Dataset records

..............................

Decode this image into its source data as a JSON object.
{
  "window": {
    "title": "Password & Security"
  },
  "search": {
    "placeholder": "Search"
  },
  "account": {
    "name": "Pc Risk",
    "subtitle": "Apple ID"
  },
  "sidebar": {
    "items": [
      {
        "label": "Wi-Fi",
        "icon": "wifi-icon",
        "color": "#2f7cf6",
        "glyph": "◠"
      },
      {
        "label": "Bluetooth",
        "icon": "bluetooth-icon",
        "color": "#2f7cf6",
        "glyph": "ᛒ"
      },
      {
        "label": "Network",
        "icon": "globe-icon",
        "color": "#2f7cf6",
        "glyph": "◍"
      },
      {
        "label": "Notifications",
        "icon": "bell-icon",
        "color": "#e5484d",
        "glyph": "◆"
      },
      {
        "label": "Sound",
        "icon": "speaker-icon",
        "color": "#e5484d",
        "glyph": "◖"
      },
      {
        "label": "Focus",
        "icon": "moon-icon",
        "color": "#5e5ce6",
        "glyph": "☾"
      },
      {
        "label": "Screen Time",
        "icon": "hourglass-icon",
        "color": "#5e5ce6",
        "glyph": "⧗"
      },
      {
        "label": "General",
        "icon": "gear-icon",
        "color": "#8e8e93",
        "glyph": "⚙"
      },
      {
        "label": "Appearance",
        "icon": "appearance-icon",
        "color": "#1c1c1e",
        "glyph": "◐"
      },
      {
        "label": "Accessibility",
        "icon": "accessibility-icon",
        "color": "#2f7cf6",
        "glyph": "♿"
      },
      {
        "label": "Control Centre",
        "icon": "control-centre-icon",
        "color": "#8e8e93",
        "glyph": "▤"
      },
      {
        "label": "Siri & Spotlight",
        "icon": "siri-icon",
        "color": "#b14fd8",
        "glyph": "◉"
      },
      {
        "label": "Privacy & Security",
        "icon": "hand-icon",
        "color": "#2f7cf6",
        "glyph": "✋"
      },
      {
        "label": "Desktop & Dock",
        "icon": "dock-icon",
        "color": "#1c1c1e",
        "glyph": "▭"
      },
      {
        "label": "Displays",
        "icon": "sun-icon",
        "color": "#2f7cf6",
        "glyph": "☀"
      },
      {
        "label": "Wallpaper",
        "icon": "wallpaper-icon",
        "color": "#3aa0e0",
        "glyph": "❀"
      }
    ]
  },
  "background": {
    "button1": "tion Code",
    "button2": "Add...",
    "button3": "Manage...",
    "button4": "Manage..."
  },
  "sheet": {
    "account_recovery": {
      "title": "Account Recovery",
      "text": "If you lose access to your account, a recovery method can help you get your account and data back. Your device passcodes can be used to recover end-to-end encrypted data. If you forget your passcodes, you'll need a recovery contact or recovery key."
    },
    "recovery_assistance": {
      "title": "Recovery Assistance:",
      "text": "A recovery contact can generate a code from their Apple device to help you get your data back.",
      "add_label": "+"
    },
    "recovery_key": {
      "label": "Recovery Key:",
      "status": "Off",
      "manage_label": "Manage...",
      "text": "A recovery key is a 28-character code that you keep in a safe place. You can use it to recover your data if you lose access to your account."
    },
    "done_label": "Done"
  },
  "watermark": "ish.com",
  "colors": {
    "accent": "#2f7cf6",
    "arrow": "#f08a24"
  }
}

..............................

▶ **Task objective**: Type out the whole listing above again, exactly as it stands.

▶ **Response to this task**:
Decode this image into its source data as a JSON object.
{
  "window": {
    "title": "Password & Security"
  },
  "search": {
    "placeholder": "Search"
  },
  "account": {
    "name": "Pc Risk",
    "subtitle": "Apple ID"
  },
  "sidebar": {
    "items": [
      {
        "label": "Wi-Fi",
        "icon": "wifi-icon",
        "color": "#2f7cf6",
        "glyph": "◠"
      },
      {
        "label": "Bluetooth",
        "icon": "bluetooth-icon",
        "color": "#2f7cf6",
        "glyph": "ᛒ"
      },
      {
        "label": "Network",
        "icon": "globe-icon",
        "color": "#2f7cf6",
        "glyph": "◍"
      },
      {
        "label": "Notifications",
        "icon": "bell-icon",
        "color": "#e5484d",
        "glyph": "◆"
      },
      {
        "label": "Sound",
        "icon": "speaker-icon",
        "color": "#e5484d",
        "glyph": "◖"
      },
      {
        "label": "Focus",
        "icon": "moon-icon",
        "color": "#5e5ce6",
        "glyph": "☾"
      },
      {
        "label": "Screen Time",
        "icon": "hourglass-icon",
        "color": "#5e5ce6",
        "glyph": "⧗"
      },
      {
        "label": "General",
        "icon": "gear-icon",
        "color": "#8e8e93",
        "glyph": "⚙"
      },
      {
        "label": "Appearance",
        "icon": "appearance-icon",
        "color": "#1c1c1e",
        "glyph": "◐"
      },
      {
        "label": "Accessibility",
        "icon": "accessibility-icon",
        "color": "#2f7cf6",
        "glyph": "♿"
      },
      {
        "label": "Control Centre",
        "icon": "control-centre-icon",
        "color": "#8e8e93",
        "glyph": "▤"
      },
      {
        "label": "Siri & Spotlight",
        "icon": "siri-icon",
        "color": "#b14fd8",
        "glyph": "◉"
      },
      {
        "label": "Privacy & Security",
        "icon": "hand-icon",
        "color": "#2f7cf6",
        "glyph": "✋"
      },
      {
        "label": "Desktop & Dock",
        "icon": "dock-icon",
        "color": "#1c1c1e",
        "glyph": "▭"
      },
      {
        "label": "Displays",
        "icon": "sun-icon",
        "color": "#2f7cf6",
        "glyph": "☀"
      },
      {
        "label": "Wallpaper",
        "icon": "wallpaper-icon",
        "color": "#3aa0e0",
        "glyph": "❀"
      }
    ]
  },
  "background": {
    "button1": "tion Code",
    "button2": "Add...",
    "button3": "Manage...",
    "button4": "Manage..."
  },
  "sheet": {
    "account_recovery": {
      "title": "Account Recovery",
      "text": "If you lose access to your account, a recovery method can help you get your account and data back. Your device passcodes can be used to recover end-to-end encrypted data. If you forget your passcodes, you'll need a recovery contact or recovery key."
    },
    "recovery_assistance": {
      "title": "Recovery Assistance:",
      "text": "A recovery contact can generate a code from their Apple device to help you get your data back.",
      "add_label": "+"
    },
    "recovery_key": {
      "label": "Recovery Key:",
      "status": "Off",
      "manage_label": "Manage...",
      "text": "A recovery key is a 28-character code that you keep in a safe place. You can use it to recover your data if you lose access to your account."
    },
    "done_label": "Done"
  },
  "watermark": "ish.com",
  "colors": {
    "accent": "#2f7cf6",
    "arrow": "#f08a24"
  }
}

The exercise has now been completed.